[Start of Supplied information]

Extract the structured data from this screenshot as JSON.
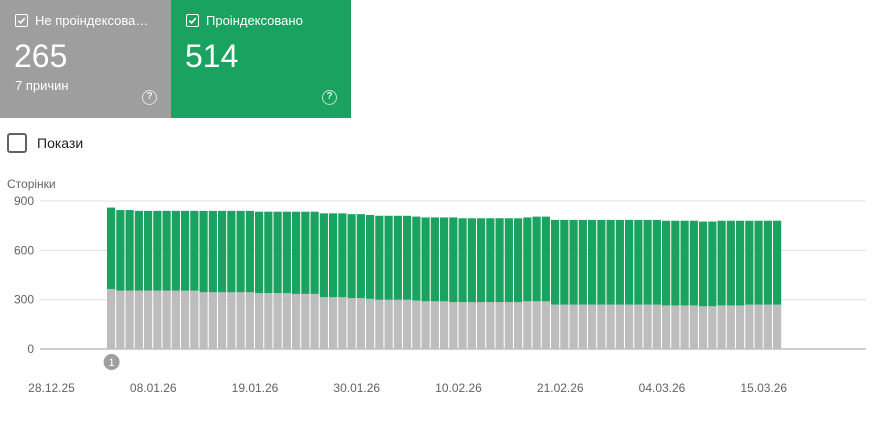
{
  "cards": [
    {
      "title": "Не проіндексова…",
      "value": "265",
      "subtitle": "7 причин",
      "color": "#9e9e9e",
      "checked": true
    },
    {
      "title": "Проіндексовано",
      "value": "514",
      "subtitle": "",
      "color": "#1aa260",
      "checked": true
    }
  ],
  "show_toggle": {
    "label": "Покази",
    "checked": false
  },
  "icons": {
    "card_check": "checkbox-checked-icon",
    "card_help": "help-circle-icon",
    "show_box": "checkbox-empty-icon"
  },
  "chart_data": {
    "type": "bar",
    "stacked": true,
    "ylabel": "Сторінки",
    "ylim": [
      0,
      900
    ],
    "yticks": [
      0,
      300,
      600,
      900
    ],
    "x_tick_labels": [
      "28.12.25",
      "08.01.26",
      "19.01.26",
      "30.01.26",
      "10.02.26",
      "21.02.26",
      "04.03.26",
      "15.03.26"
    ],
    "annotation": {
      "label": "1",
      "date": "03.01.26"
    },
    "grid": true,
    "start_date": "03.01.26",
    "series": [
      {
        "key": "not_indexed",
        "color": "#bdbdbd",
        "values": [
          365,
          355,
          355,
          355,
          355,
          355,
          355,
          355,
          355,
          355,
          345,
          345,
          345,
          345,
          345,
          345,
          340,
          340,
          340,
          340,
          335,
          335,
          335,
          315,
          315,
          315,
          310,
          310,
          305,
          300,
          300,
          300,
          300,
          295,
          290,
          290,
          290,
          285,
          285,
          285,
          285,
          285,
          285,
          285,
          285,
          290,
          290,
          290,
          270,
          270,
          270,
          270,
          270,
          270,
          270,
          270,
          270,
          270,
          270,
          270,
          265,
          265,
          265,
          265,
          260,
          260,
          265,
          265,
          265,
          270,
          270,
          270,
          270
        ]
      },
      {
        "key": "indexed",
        "color": "#1aa260",
        "values": [
          495,
          490,
          490,
          485,
          485,
          485,
          485,
          485,
          485,
          485,
          495,
          495,
          495,
          495,
          495,
          495,
          495,
          495,
          495,
          495,
          500,
          500,
          500,
          510,
          510,
          510,
          510,
          510,
          510,
          510,
          510,
          510,
          510,
          510,
          510,
          510,
          510,
          515,
          510,
          510,
          510,
          510,
          510,
          510,
          510,
          510,
          515,
          515,
          515,
          515,
          515,
          515,
          515,
          515,
          515,
          515,
          515,
          515,
          515,
          515,
          515,
          515,
          515,
          515,
          515,
          515,
          515,
          515,
          515,
          510,
          510,
          510,
          510
        ]
      }
    ]
  },
  "colors": {
    "indexed": "#1aa260",
    "not_indexed": "#bdbdbd",
    "gray_card": "#9e9e9e",
    "grid": "#e0e0e0",
    "axis_text": "#5f6368",
    "annotation": "#9e9e9e"
  }
}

[End of Supplied information]

Copy out the entries verbatim and leave the images out.

Extract the structured data from this screenshot as JSON.
{
  "cards": [
    {
      "title": "Не проіндексова…",
      "value": "265",
      "subtitle": "7 причин",
      "color": "#9e9e9e",
      "checked": true
    },
    {
      "title": "Проіндексовано",
      "value": "514",
      "subtitle": "",
      "color": "#1aa260",
      "checked": true
    }
  ],
  "show_toggle": {
    "label": "Покази",
    "checked": false
  },
  "icons": {
    "card_check": "checkbox-checked-icon",
    "card_help": "help-circle-icon",
    "show_box": "checkbox-empty-icon"
  },
  "chart_data": {
    "type": "bar",
    "stacked": true,
    "ylabel": "Сторінки",
    "ylim": [
      0,
      900
    ],
    "yticks": [
      0,
      300,
      600,
      900
    ],
    "x_tick_labels": [
      "28.12.25",
      "08.01.26",
      "19.01.26",
      "30.01.26",
      "10.02.26",
      "21.02.26",
      "04.03.26",
      "15.03.26"
    ],
    "annotation": {
      "label": "1",
      "date": "03.01.26"
    },
    "grid": true,
    "start_date": "03.01.26",
    "series": [
      {
        "key": "not_indexed",
        "color": "#bdbdbd",
        "values": [
          365,
          355,
          355,
          355,
          355,
          355,
          355,
          355,
          355,
          355,
          345,
          345,
          345,
          345,
          345,
          345,
          340,
          340,
          340,
          340,
          335,
          335,
          335,
          315,
          315,
          315,
          310,
          310,
          305,
          300,
          300,
          300,
          300,
          295,
          290,
          290,
          290,
          285,
          285,
          285,
          285,
          285,
          285,
          285,
          285,
          290,
          290,
          290,
          270,
          270,
          270,
          270,
          270,
          270,
          270,
          270,
          270,
          270,
          270,
          270,
          265,
          265,
          265,
          265,
          260,
          260,
          265,
          265,
          265,
          270,
          270,
          270,
          270
        ]
      },
      {
        "key": "indexed",
        "color": "#1aa260",
        "values": [
          495,
          490,
          490,
          485,
          485,
          485,
          485,
          485,
          485,
          485,
          495,
          495,
          495,
          495,
          495,
          495,
          495,
          495,
          495,
          495,
          500,
          500,
          500,
          510,
          510,
          510,
          510,
          510,
          510,
          510,
          510,
          510,
          510,
          510,
          510,
          510,
          510,
          515,
          510,
          510,
          510,
          510,
          510,
          510,
          510,
          510,
          515,
          515,
          515,
          515,
          515,
          515,
          515,
          515,
          515,
          515,
          515,
          515,
          515,
          515,
          515,
          515,
          515,
          515,
          515,
          515,
          515,
          515,
          515,
          510,
          510,
          510,
          510
        ]
      }
    ]
  },
  "colors": {
    "indexed": "#1aa260",
    "not_indexed": "#bdbdbd",
    "gray_card": "#9e9e9e",
    "grid": "#e0e0e0",
    "axis_text": "#5f6368",
    "annotation": "#9e9e9e"
  }
}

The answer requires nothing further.